(Stored records)
↓↓↓

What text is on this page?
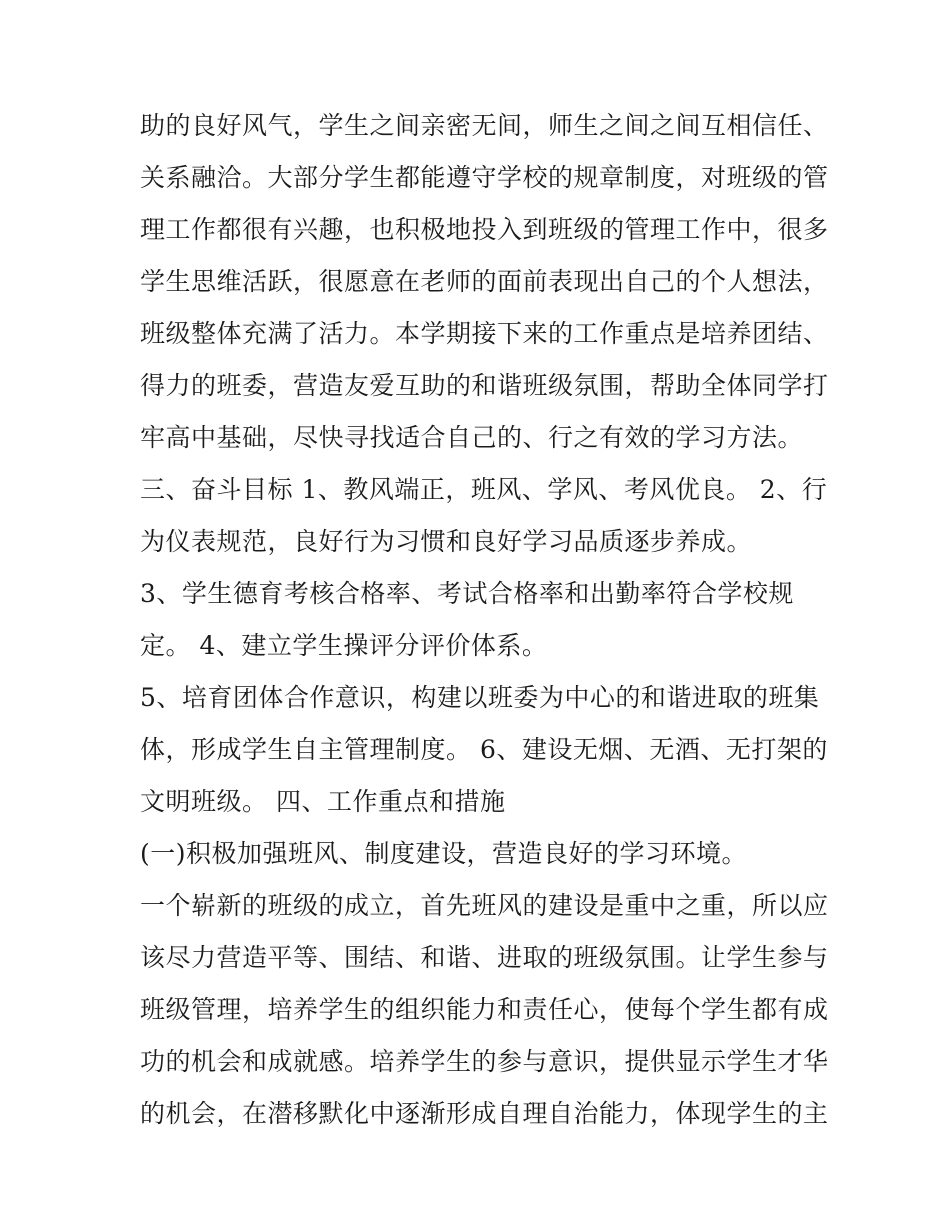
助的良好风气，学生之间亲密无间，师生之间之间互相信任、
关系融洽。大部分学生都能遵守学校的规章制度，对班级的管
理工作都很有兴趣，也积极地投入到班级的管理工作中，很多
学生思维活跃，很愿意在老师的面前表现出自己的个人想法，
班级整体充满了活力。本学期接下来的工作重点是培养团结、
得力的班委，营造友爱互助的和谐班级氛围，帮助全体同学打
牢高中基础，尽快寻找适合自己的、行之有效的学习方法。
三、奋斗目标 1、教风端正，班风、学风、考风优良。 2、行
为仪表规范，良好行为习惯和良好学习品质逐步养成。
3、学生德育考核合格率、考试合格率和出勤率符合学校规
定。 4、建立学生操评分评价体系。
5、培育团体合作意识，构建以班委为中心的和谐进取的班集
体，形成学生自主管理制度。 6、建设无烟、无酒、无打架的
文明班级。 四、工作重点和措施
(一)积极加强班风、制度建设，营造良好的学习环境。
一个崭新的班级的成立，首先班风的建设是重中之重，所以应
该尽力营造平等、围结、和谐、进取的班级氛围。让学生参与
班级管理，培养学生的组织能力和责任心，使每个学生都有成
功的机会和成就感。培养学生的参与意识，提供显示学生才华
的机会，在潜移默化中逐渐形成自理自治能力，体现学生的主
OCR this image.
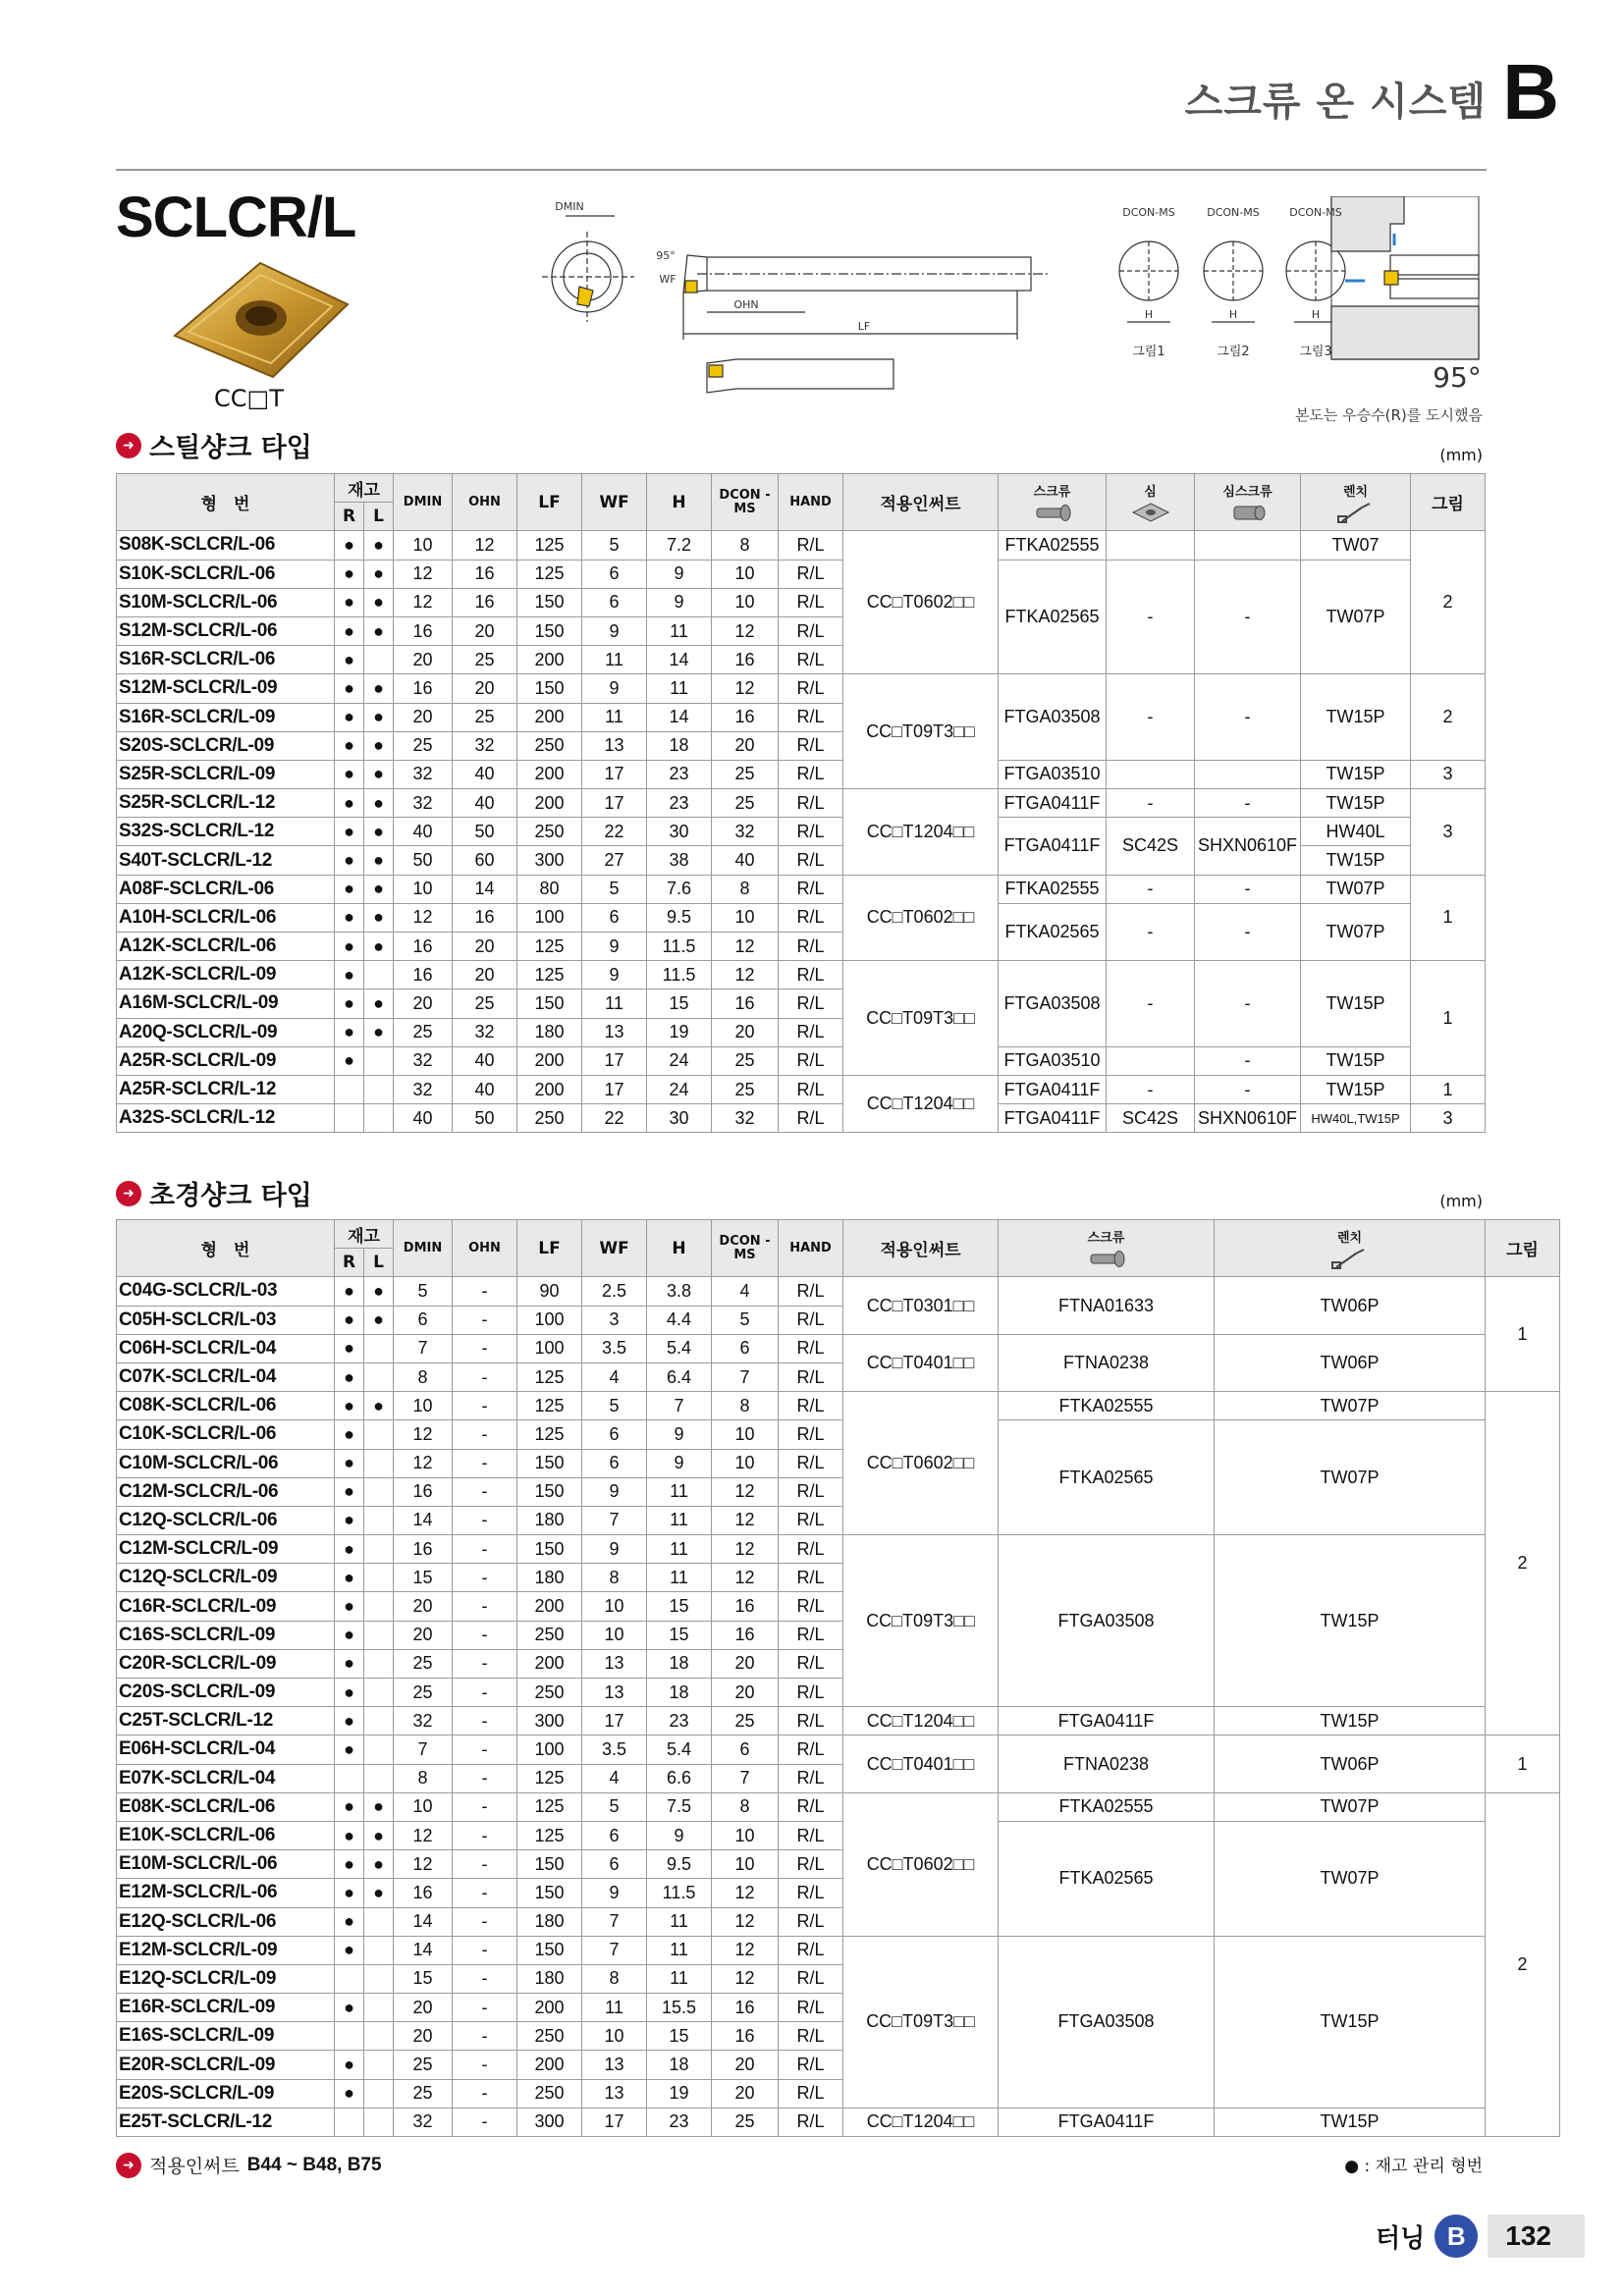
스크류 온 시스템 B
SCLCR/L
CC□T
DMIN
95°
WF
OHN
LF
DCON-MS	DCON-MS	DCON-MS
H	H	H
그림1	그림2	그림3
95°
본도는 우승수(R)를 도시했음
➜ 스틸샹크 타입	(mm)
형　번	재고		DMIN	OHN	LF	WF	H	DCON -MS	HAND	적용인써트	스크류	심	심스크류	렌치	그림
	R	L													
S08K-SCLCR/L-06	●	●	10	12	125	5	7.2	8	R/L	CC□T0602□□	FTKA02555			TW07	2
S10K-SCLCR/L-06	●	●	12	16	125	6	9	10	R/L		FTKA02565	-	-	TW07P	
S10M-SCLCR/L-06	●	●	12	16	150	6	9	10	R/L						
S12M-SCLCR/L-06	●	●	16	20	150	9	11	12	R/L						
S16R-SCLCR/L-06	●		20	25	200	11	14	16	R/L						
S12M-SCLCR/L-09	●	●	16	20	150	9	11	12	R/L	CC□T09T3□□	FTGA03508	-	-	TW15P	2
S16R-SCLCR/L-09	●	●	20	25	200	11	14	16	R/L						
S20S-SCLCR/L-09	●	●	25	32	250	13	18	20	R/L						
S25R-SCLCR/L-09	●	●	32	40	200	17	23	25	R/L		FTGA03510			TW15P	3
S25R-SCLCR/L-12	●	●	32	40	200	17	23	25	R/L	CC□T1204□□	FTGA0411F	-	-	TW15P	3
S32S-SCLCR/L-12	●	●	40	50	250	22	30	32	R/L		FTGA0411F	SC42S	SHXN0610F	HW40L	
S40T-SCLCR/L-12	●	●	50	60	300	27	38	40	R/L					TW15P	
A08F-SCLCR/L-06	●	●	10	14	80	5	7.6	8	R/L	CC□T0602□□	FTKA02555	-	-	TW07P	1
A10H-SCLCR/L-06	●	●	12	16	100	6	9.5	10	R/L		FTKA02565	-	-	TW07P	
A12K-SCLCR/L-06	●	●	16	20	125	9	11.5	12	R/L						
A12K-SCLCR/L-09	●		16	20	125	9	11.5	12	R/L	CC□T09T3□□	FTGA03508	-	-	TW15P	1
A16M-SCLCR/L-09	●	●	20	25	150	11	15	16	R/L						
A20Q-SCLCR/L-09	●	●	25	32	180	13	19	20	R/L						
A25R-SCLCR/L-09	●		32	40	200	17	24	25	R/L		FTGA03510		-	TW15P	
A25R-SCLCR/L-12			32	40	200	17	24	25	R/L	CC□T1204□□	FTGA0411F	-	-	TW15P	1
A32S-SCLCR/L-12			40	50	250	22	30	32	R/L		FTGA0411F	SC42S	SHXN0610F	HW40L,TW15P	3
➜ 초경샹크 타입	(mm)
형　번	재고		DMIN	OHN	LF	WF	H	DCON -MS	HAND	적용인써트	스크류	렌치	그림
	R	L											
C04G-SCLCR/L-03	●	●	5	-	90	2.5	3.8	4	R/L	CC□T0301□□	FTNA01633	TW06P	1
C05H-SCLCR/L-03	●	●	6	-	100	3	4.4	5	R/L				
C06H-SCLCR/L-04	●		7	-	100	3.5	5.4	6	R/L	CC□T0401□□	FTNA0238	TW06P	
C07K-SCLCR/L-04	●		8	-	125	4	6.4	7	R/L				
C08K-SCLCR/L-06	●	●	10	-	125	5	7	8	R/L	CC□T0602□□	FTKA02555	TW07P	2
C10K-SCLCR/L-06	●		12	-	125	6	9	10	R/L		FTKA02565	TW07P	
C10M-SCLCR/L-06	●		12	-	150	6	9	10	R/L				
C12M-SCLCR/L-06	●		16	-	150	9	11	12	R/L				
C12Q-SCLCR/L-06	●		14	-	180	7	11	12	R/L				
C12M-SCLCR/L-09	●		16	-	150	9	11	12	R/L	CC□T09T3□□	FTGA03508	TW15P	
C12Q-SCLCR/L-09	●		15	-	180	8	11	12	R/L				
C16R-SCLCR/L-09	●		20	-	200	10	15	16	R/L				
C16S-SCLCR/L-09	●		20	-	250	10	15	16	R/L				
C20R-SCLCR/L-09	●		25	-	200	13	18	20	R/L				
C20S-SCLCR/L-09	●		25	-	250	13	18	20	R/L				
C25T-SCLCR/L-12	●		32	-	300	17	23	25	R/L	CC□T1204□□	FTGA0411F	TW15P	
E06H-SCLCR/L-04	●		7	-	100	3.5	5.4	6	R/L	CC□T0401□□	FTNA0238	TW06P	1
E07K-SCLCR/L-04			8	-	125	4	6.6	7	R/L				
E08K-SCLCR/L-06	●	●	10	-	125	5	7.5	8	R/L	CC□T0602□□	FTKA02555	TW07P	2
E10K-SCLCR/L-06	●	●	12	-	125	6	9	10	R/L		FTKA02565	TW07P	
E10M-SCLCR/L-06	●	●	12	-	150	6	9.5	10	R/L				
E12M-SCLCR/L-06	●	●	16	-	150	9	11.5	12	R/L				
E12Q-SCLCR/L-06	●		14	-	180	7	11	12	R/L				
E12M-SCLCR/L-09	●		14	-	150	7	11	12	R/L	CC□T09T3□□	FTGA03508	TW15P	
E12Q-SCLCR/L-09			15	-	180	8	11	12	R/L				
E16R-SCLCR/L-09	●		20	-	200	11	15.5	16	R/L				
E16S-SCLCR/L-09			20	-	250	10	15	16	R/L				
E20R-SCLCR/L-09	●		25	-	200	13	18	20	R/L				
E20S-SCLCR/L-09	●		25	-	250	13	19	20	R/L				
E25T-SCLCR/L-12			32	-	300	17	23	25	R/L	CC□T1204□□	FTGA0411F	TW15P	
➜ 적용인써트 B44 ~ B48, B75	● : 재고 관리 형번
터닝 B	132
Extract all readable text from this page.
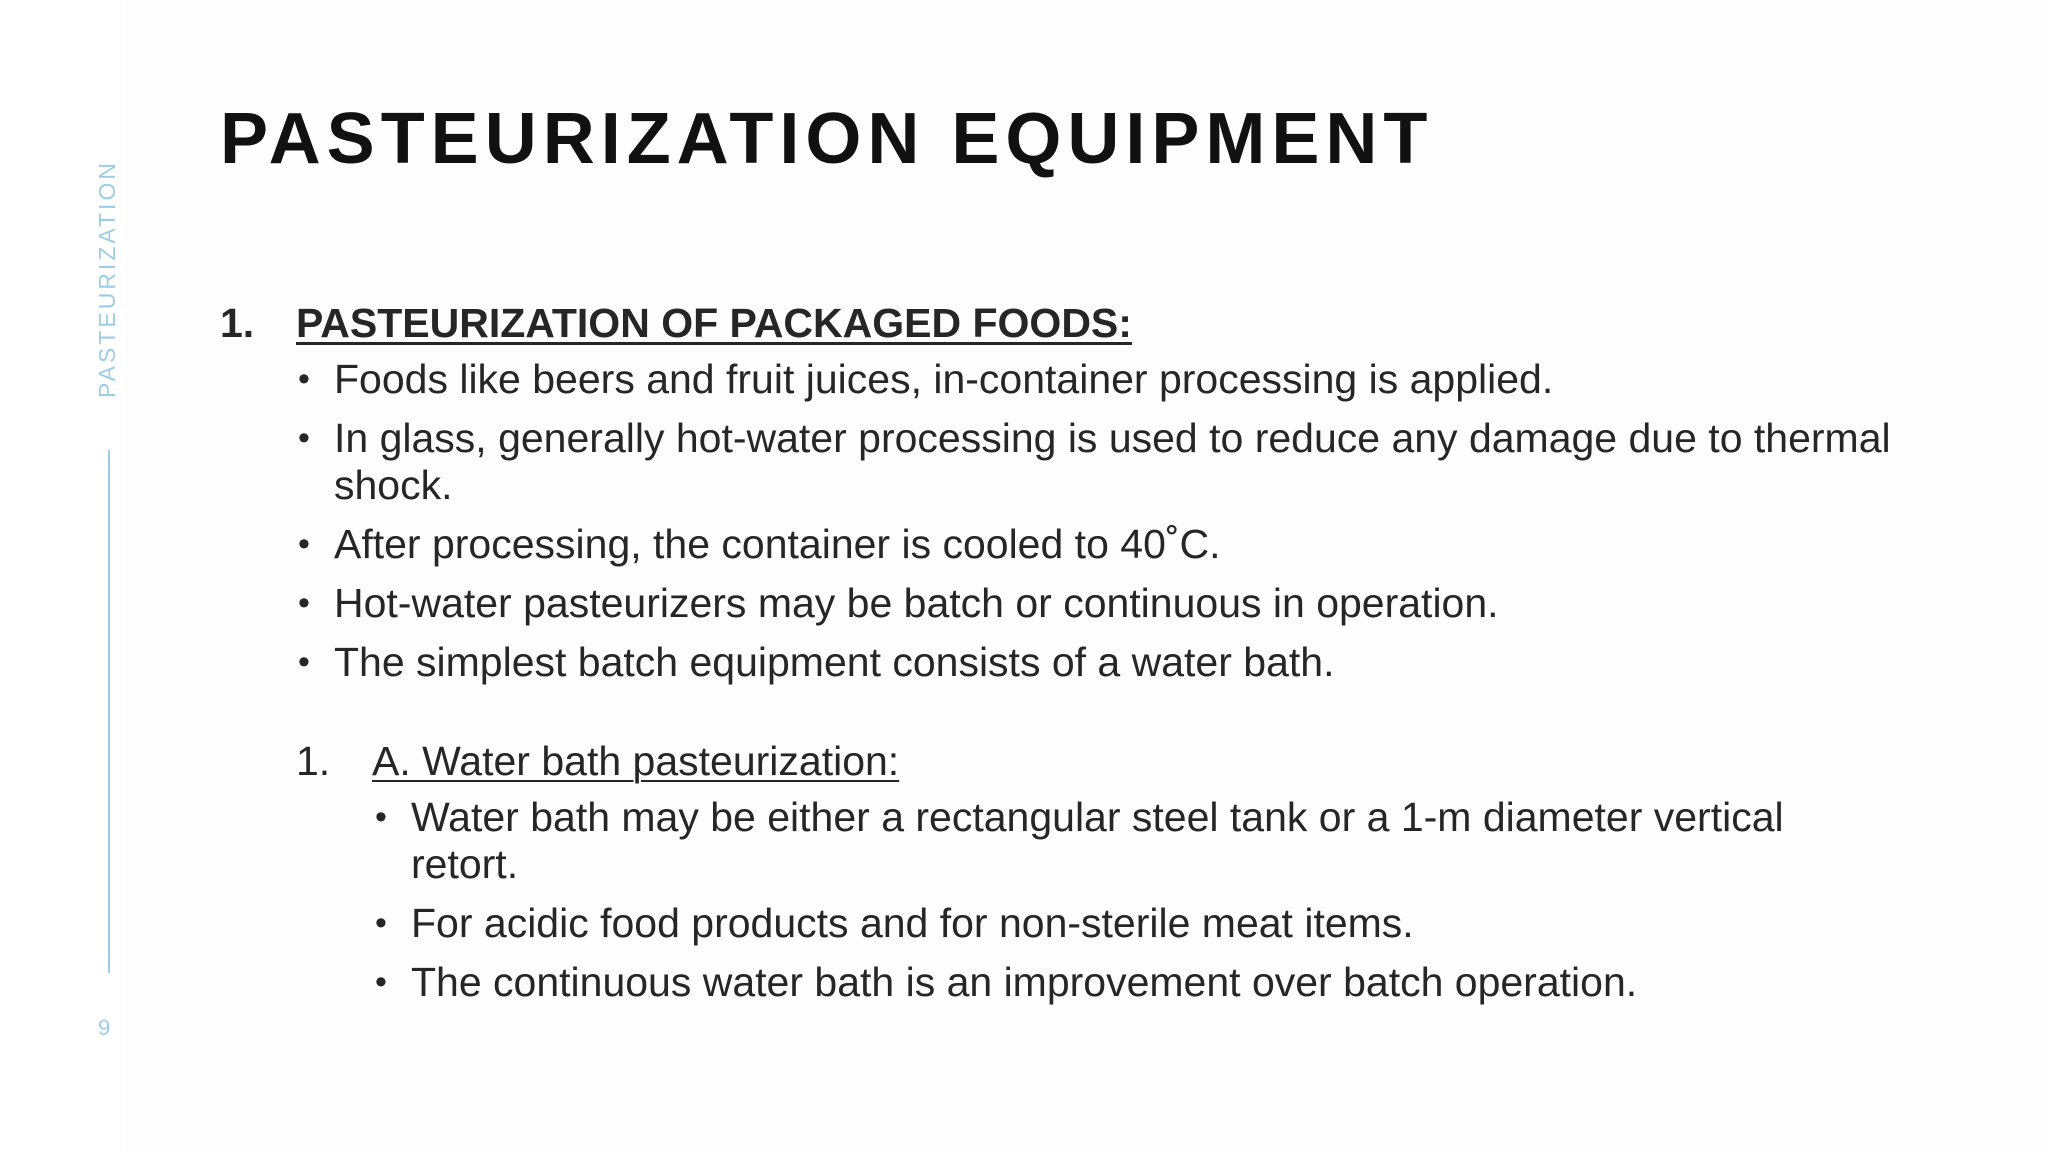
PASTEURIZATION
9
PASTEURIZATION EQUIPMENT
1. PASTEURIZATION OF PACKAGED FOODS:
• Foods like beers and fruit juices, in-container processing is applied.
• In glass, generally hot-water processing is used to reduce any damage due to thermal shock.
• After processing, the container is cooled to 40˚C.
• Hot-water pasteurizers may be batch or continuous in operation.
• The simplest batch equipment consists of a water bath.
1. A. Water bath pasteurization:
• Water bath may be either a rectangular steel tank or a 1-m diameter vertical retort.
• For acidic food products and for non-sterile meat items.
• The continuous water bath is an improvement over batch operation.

↑↑↑

§ **What this task involves**:
Within the material above, find the lines that contain the word "bath"; copy them.

§ **Solution**:
• The simplest batch equipment consists of a water bath.
1. A. Water bath pasteurization:
• Water bath may be either a rectangular steel tank or a 1-m diameter vertical retort.
• The continuous water bath is an improvement over batch operation.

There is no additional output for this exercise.